DATASET CONTENT |
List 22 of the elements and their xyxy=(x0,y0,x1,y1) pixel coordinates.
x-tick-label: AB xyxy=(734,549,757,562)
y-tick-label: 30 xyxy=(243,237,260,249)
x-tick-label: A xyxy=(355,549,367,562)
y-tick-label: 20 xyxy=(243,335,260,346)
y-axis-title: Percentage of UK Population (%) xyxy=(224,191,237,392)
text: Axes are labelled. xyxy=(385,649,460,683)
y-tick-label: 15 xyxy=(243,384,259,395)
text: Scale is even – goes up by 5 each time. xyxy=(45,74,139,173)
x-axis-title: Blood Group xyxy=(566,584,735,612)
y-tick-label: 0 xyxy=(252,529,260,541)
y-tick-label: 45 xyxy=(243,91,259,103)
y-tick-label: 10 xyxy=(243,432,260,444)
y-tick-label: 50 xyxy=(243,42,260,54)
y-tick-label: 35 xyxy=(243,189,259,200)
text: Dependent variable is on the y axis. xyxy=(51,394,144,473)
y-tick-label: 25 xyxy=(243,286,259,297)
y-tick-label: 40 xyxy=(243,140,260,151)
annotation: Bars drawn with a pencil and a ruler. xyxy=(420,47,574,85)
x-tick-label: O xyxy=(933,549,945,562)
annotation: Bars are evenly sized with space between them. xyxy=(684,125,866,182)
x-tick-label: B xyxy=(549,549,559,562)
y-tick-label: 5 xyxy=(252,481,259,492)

...

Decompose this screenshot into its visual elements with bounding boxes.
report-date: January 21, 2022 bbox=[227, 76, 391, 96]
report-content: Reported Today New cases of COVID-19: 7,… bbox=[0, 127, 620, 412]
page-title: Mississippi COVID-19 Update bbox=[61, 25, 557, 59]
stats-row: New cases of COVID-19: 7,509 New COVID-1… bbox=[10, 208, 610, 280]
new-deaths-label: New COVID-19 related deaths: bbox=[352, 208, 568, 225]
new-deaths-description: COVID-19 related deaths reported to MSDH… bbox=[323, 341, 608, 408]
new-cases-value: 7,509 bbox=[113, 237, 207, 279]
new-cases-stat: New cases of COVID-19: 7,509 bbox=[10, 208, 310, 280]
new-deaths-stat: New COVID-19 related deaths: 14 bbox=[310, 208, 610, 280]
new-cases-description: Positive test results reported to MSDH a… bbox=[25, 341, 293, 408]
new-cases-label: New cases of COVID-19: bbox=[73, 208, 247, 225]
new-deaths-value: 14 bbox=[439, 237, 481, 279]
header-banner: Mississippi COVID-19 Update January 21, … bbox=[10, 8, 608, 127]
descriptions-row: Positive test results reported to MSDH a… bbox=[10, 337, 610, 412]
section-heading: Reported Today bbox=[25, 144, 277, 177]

AIM |
Gather every line in the items above that contains the string "axis", and copy each line out in full.

RIGHT ANSWER |
y-axis-title: Percentage of UK Population (%) xyxy=(224,191,237,392)
x-axis-title: Blood Group xyxy=(566,584,735,612)
text: Dependent variable is on the y axis. xyxy=(51,394,144,473)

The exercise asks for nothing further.